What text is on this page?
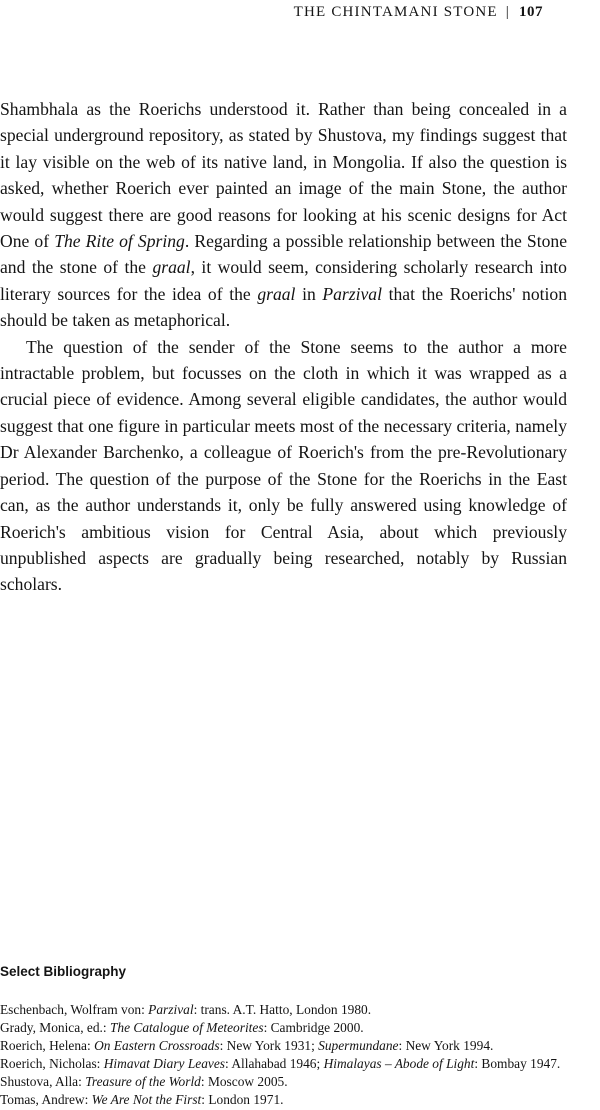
THE CHINTAMANI STONE | 107

Shambhala as the Roerichs understood it. Rather than being concealed in a special underground repository, as stated by Shustova, my findings suggest that it lay visible on the web of its native land, in Mongolia. If also the question is asked, whether Roerich ever painted an image of the main Stone, the author would suggest there are good reasons for looking at his scenic designs for Act One of The Rite of Spring. Regarding a possible relationship between the Stone and the stone of the graal, it would seem, considering scholarly research into literary sources for the idea of the graal in Parzival that the Roerichs' notion should be taken as metaphorical.

The question of the sender of the Stone seems to the author a more intractable problem, but focusses on the cloth in which it was wrapped as a crucial piece of evidence. Among several eligible candidates, the author would suggest that one figure in particular meets most of the necessary criteria, namely Dr Alexander Barchenko, a colleague of Roerich's from the pre-Revolutionary period. The question of the purpose of the Stone for the Roerichs in the East can, as the author understands it, only be fully answered using knowledge of Roerich's ambitious vision for Central Asia, about which previously unpublished aspects are gradually being researched, notably by Russian scholars.

Select Bibliography
Eschenbach, Wolfram von: Parzival: trans. A.T. Hatto, London 1980.
Grady, Monica, ed.: The Catalogue of Meteorites: Cambridge 2000.
Roerich, Helena: On Eastern Crossroads: New York 1931; Supermundane: New York 1994.
Roerich, Nicholas: Himavat Diary Leaves: Allahabad 1946; Himalayas – Abode of Light: Bombay 1947.
Shustova, Alla: Treasure of the World: Moscow 2005.
Tomas, Andrew: We Are Not the First: London 1971.
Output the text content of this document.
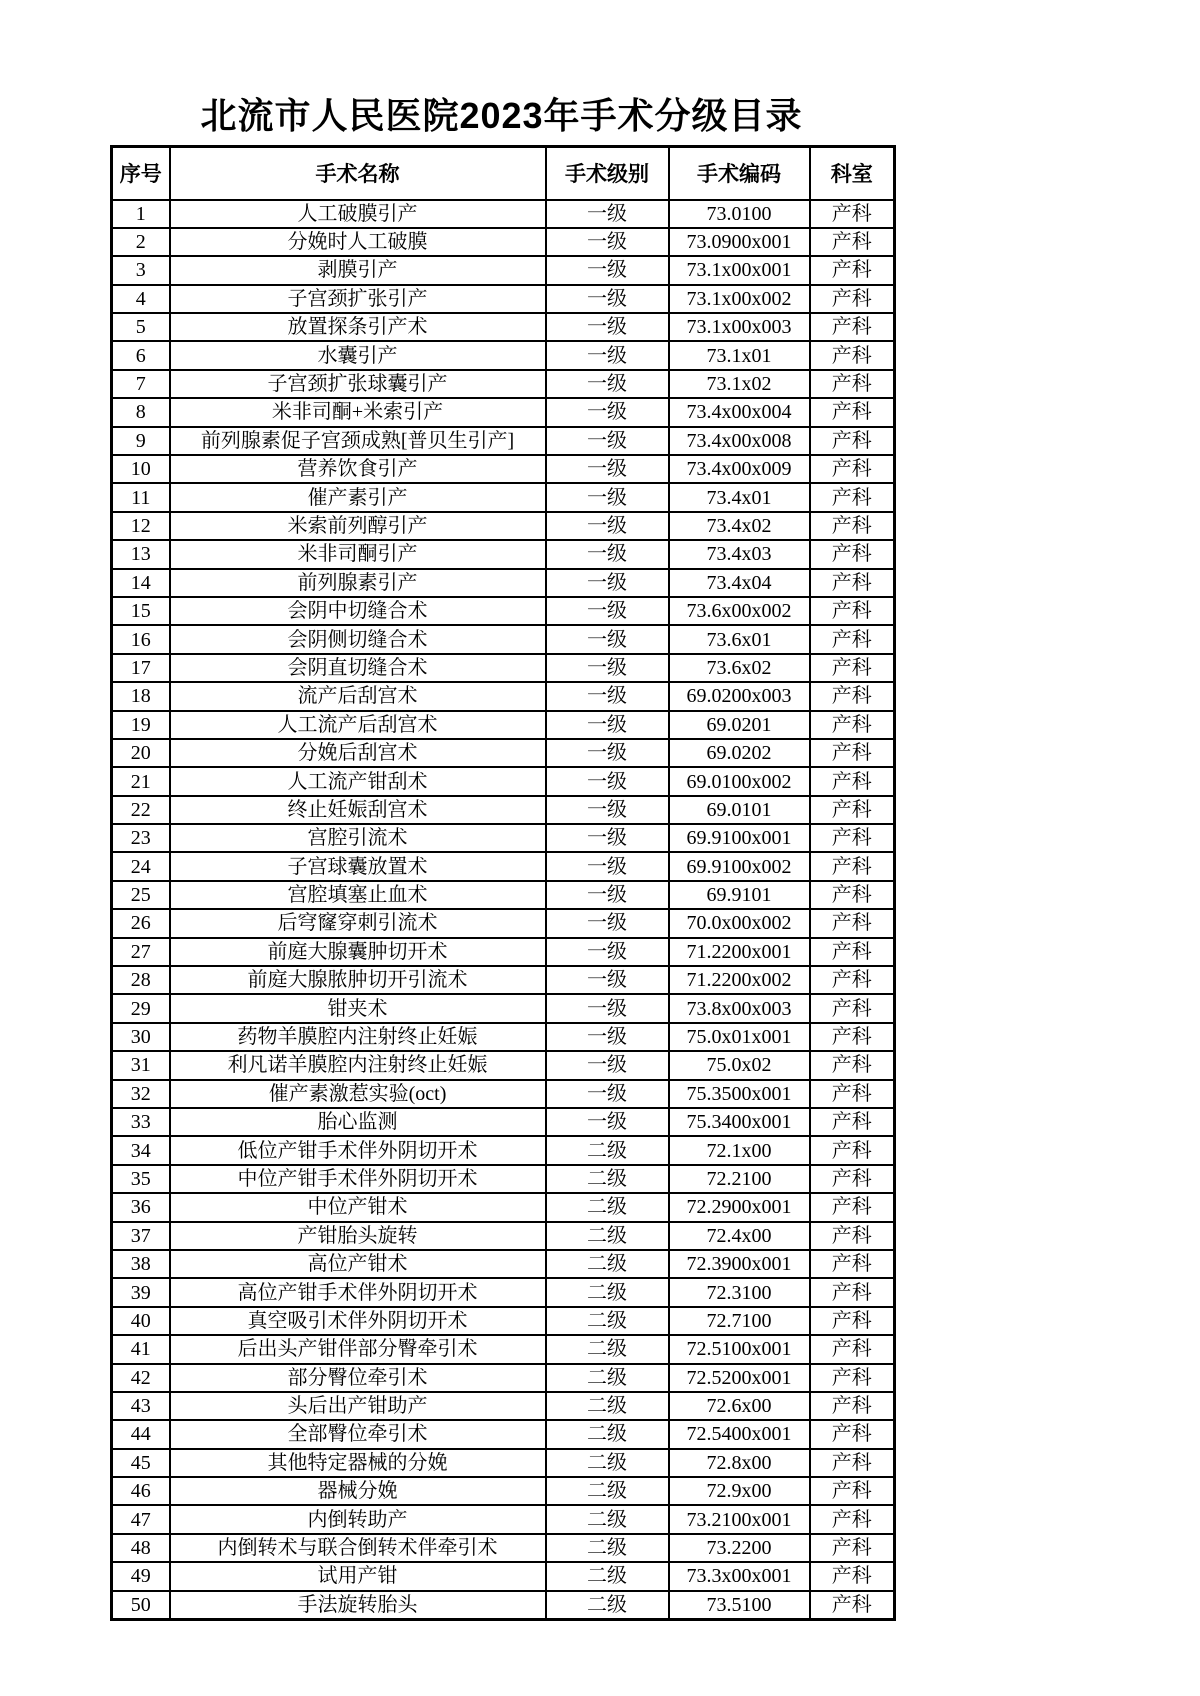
北流市人民医院2023年手术分级目录
序号	手术名称	手术级别	手术编码	科室
1	人工破膜引产	一级	73.0100	产科
2	分娩时人工破膜	一级	73.0900x001	产科
3	剥膜引产	一级	73.1x00x001	产科
4	子宫颈扩张引产	一级	73.1x00x002	产科
5	放置探条引产术	一级	73.1x00x003	产科
6	水囊引产	一级	73.1x01	产科
7	子宫颈扩张球囊引产	一级	73.1x02	产科
8	米非司酮+米索引产	一级	73.4x00x004	产科
9	前列腺素促子宫颈成熟[普贝生引产]	一级	73.4x00x008	产科
10	营养饮食引产	一级	73.4x00x009	产科
11	催产素引产	一级	73.4x01	产科
12	米索前列醇引产	一级	73.4x02	产科
13	米非司酮引产	一级	73.4x03	产科
14	前列腺素引产	一级	73.4x04	产科
15	会阴中切缝合术	一级	73.6x00x002	产科
16	会阴侧切缝合术	一级	73.6x01	产科
17	会阴直切缝合术	一级	73.6x02	产科
18	流产后刮宫术	一级	69.0200x003	产科
19	人工流产后刮宫术	一级	69.0201	产科
20	分娩后刮宫术	一级	69.0202	产科
21	人工流产钳刮术	一级	69.0100x002	产科
22	终止妊娠刮宫术	一级	69.0101	产科
23	宫腔引流术	一级	69.9100x001	产科
24	子宫球囊放置术	一级	69.9100x002	产科
25	宫腔填塞止血术	一级	69.9101	产科
26	后穹窿穿刺引流术	一级	70.0x00x002	产科
27	前庭大腺囊肿切开术	一级	71.2200x001	产科
28	前庭大腺脓肿切开引流术	一级	71.2200x002	产科
29	钳夹术	一级	73.8x00x003	产科
30	药物羊膜腔内注射终止妊娠	一级	75.0x01x001	产科
31	利凡诺羊膜腔内注射终止妊娠	一级	75.0x02	产科
32	催产素激惹实验(oct)	一级	75.3500x001	产科
33	胎心监测	一级	75.3400x001	产科
34	低位产钳手术伴外阴切开术	二级	72.1x00	产科
35	中位产钳手术伴外阴切开术	二级	72.2100	产科
36	中位产钳术	二级	72.2900x001	产科
37	产钳胎头旋转	二级	72.4x00	产科
38	高位产钳术	二级	72.3900x001	产科
39	高位产钳手术伴外阴切开术	二级	72.3100	产科
40	真空吸引术伴外阴切开术	二级	72.7100	产科
41	后出头产钳伴部分臀牵引术	二级	72.5100x001	产科
42	部分臀位牵引术	二级	72.5200x001	产科
43	头后出产钳助产	二级	72.6x00	产科
44	全部臀位牵引术	二级	72.5400x001	产科
45	其他特定器械的分娩	二级	72.8x00	产科
46	器械分娩	二级	72.9x00	产科
47	内倒转助产	二级	73.2100x001	产科
48	内倒转术与联合倒转术伴牵引术	二级	73.2200	产科
49	试用产钳	二级	73.3x00x001	产科
50	手法旋转胎头	二级	73.5100	产科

========================================================================

Select every line of the records holding the string "text".

_EXERCISE RESPONSE:_
What text is on this page?
Output the text content of this document.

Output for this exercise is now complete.